Objectif visé 1 =>
Filtrez les entrées pour ne garder que les lignes qui contiennent la chaîne « FinancialReports ».

Texte à lire =>
++++++++++++++++++++

Je suis revenu de New York il y a dix ans. Je vis désormais à Paris, mais je voyage fréquemment dans le cadre de mes projets. Je vais, entre autres, régulièrement à New York, où je travaille pour l’Alliance française et la galerie Moeller Fine Art, et plus ponctuellement pour le New York Times, la galerie Magen H (spécialisée dans le design contemporain), mais en grande partie c’est ici que ça se passe. Je vais aussi souvent dans les Émirats arabes unis puisque j’ai créé le logotype du Louvre Abu Dhabi, et depuis plus d’un an je travaille sur la signalétique du musée au sein des Ateliers Jean Nouvel.
N’est-ce pa s une chance que de pouvoir travailler à l’étranger ?
Certes, mais c’est aussi un privilège que de vivre à Paris, dans cette ville sublime où l’art et la culture sont tellement présents, et où l’on a la possibilité encore de penser et d’agir librement. J’ai donc fait le choix de m’installer à Paris.
Comment fonctionne
votre studio ?
Je ne parle jamais de studio mais d’atelier. Je suis entouré de jeunes assistants, notre fonctionnement ressemble aux ateliers de peintres de la Renaissance, à la fois lieu de création et d’apprentissage. Un studio ou une agence implique une organisation administrative, une répartition des tâches et une certaine forme de hiérarchie. Ici, chacun est indépendant, inscrit à la Maison des Artistes et participe à tout. Cela va du travail de conception jusqu’à la réalisation, mais cela comporte aussi des tâches administratives.

++++++++++++++++++++

Entrées extraites =>
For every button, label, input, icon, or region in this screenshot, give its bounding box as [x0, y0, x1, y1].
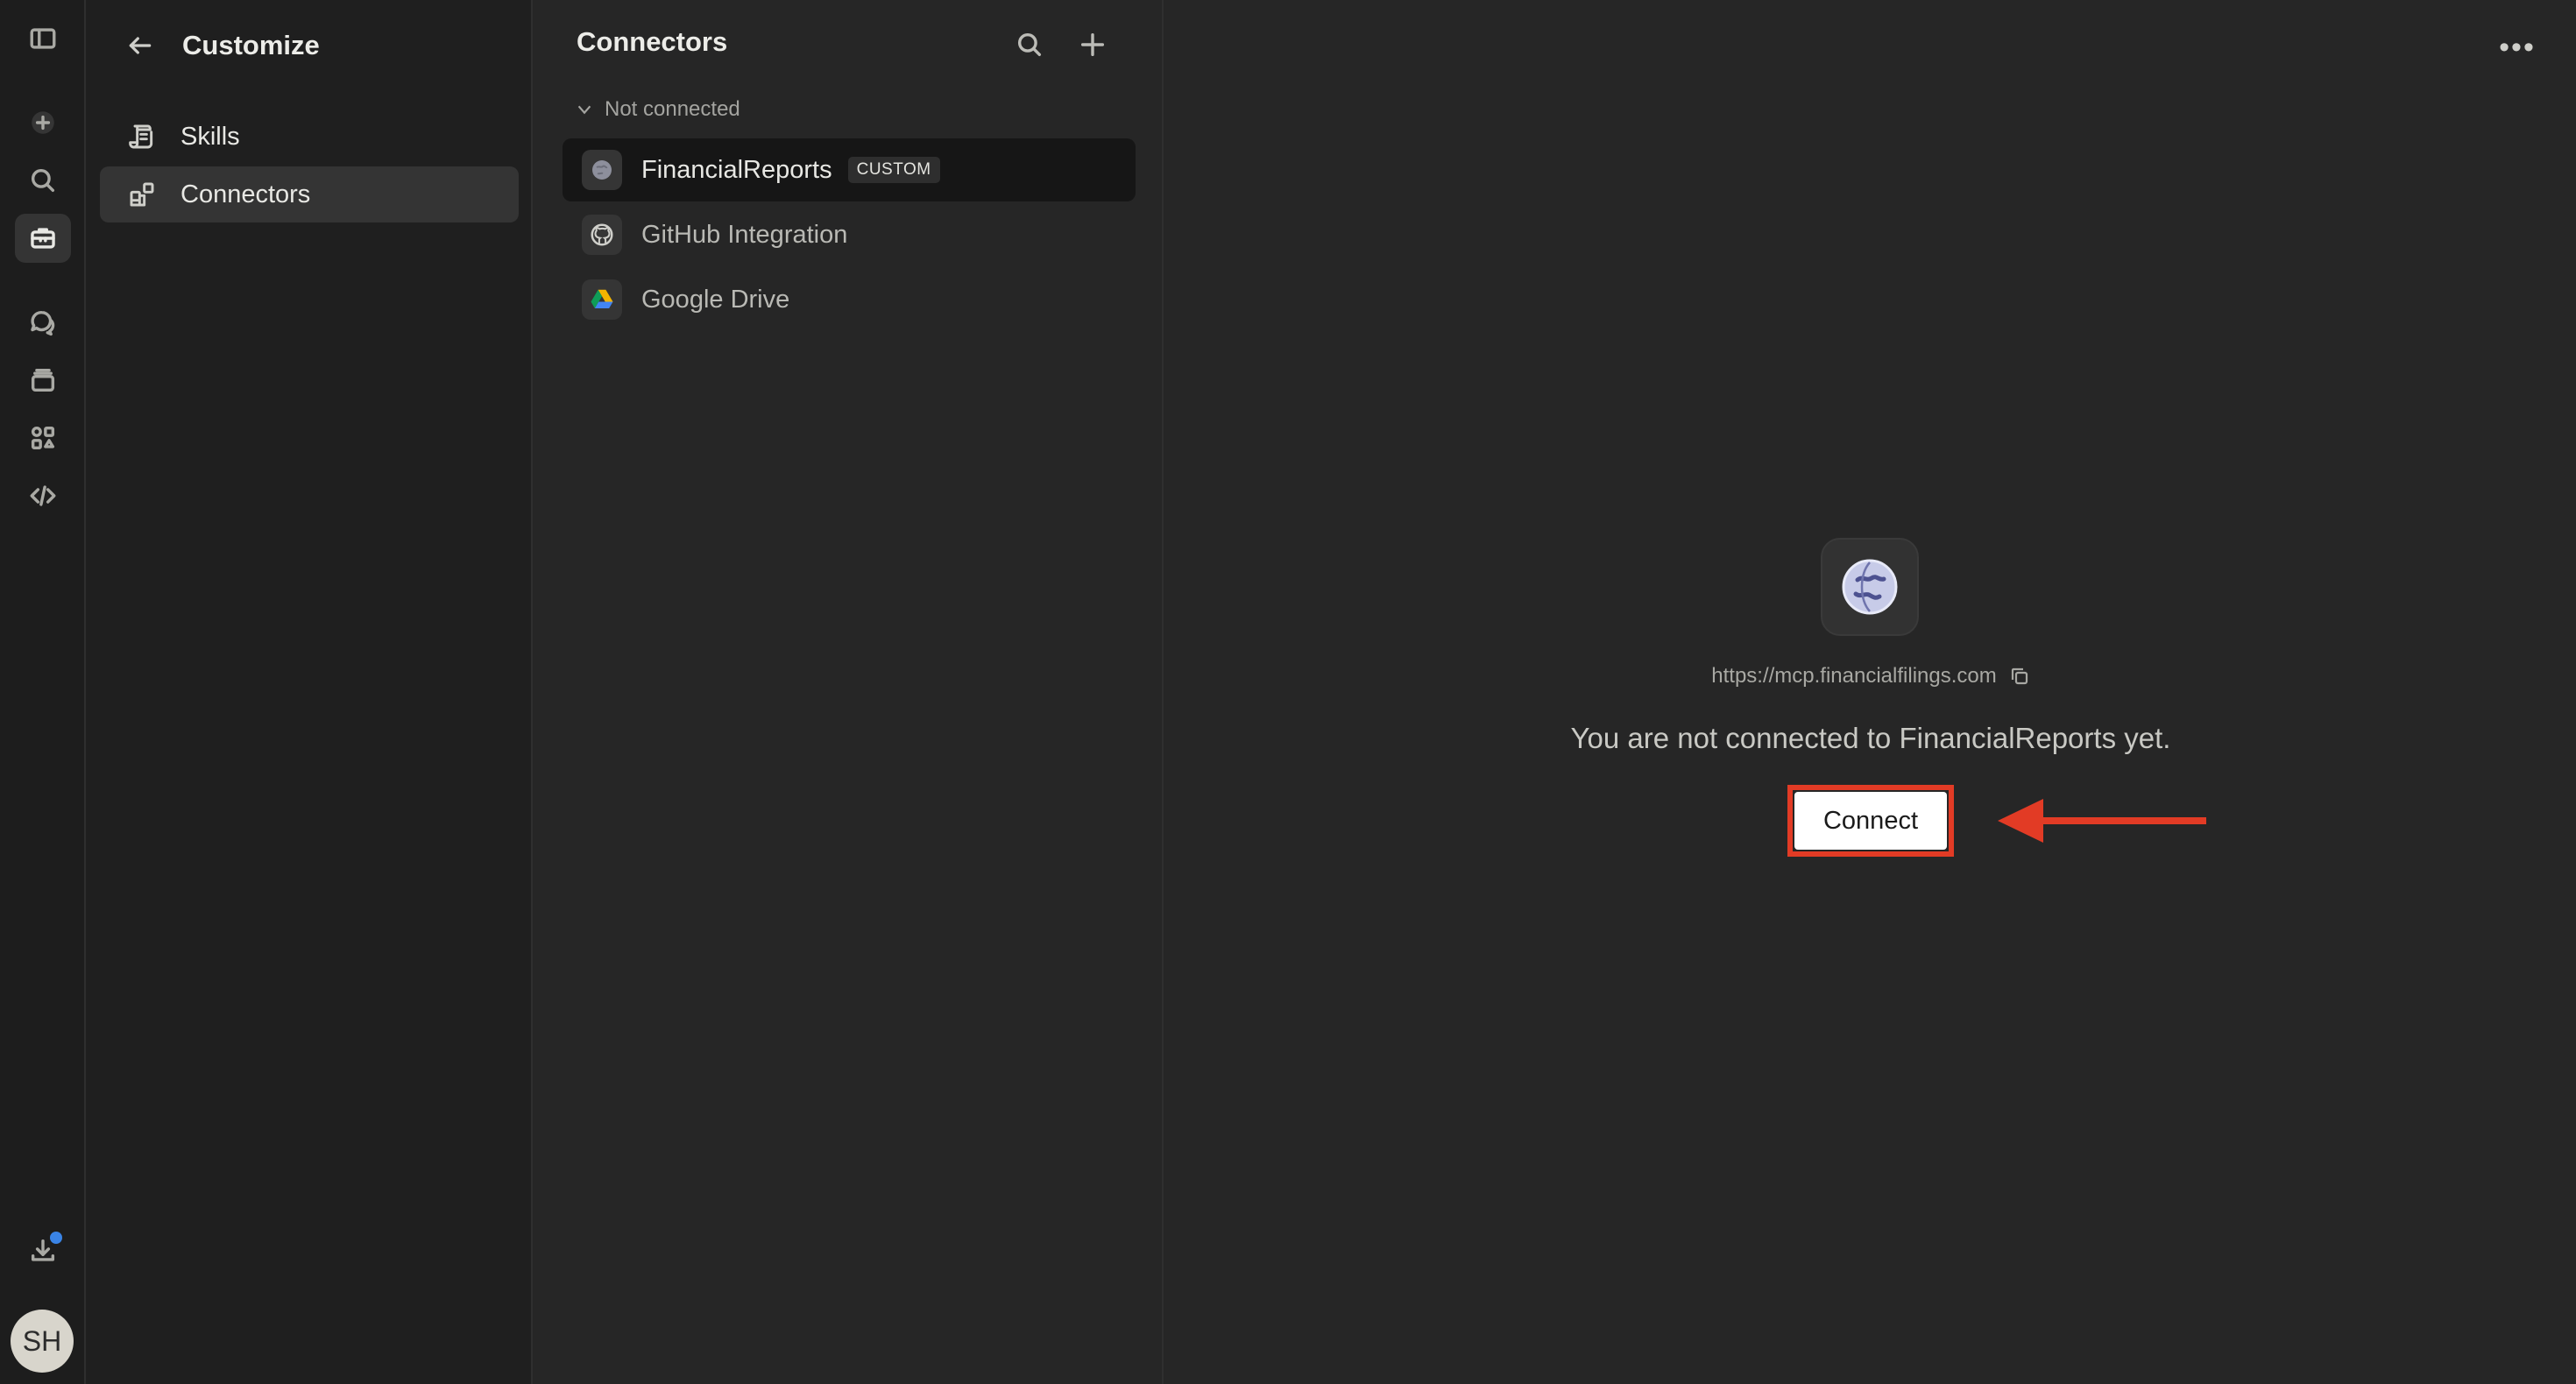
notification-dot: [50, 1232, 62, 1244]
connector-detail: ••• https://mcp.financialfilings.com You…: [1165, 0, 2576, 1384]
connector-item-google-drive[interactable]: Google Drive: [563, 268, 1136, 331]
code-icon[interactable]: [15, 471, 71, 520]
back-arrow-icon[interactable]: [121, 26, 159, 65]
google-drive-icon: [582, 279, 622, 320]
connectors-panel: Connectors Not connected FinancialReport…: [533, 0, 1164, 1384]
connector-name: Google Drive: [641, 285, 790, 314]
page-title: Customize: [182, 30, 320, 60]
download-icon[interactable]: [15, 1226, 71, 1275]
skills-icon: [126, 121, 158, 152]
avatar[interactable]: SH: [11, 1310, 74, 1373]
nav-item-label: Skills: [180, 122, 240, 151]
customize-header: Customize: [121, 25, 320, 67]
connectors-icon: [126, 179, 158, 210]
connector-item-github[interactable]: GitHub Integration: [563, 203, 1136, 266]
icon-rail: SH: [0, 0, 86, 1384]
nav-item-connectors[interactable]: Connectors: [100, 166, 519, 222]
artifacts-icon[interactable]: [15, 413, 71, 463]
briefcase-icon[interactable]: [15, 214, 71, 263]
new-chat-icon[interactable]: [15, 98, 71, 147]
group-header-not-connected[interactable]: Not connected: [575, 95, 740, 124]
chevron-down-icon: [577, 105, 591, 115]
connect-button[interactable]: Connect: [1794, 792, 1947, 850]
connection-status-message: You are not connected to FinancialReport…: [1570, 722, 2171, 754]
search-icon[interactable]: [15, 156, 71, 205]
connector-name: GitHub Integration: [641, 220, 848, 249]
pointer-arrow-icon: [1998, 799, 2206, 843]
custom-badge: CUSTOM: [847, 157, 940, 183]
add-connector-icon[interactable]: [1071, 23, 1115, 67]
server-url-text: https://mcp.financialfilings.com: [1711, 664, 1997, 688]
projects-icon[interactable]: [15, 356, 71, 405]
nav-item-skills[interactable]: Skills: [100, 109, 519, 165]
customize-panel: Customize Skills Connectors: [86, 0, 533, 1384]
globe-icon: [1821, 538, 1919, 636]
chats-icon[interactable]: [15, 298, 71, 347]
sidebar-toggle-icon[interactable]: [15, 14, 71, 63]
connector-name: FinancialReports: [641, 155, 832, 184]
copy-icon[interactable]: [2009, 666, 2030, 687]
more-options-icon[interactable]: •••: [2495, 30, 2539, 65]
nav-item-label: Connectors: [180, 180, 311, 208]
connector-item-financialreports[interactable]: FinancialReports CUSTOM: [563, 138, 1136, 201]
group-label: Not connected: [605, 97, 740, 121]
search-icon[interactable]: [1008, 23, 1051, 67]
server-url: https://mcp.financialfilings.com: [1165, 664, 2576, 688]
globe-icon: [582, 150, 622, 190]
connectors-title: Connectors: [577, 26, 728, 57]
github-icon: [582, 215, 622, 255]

++++++++++++++++++++

Objectif visé 2 =>
Reproduisez à l'identique le passage de l'entretien qui va de « Certes, mais c’est » à « votre studio ? ».

Résultat attendu 1 =>
connector-name: FinancialReports: [641, 155, 832, 184]
connector-item-financialreports[interactable]: FinancialReports CUSTOM: [563, 138, 1136, 201]

Résultat attendu 2 =>
Certes, mais c’est aussi un privilège que de vivre à Paris, dans cette ville sublime où l’art et la culture sont tellement présents, et où l’on a la possibilité encore de penser et d’agir librement. J’ai donc fait le choix de m’installer à Paris.
Comment fonctionne
votre studio ?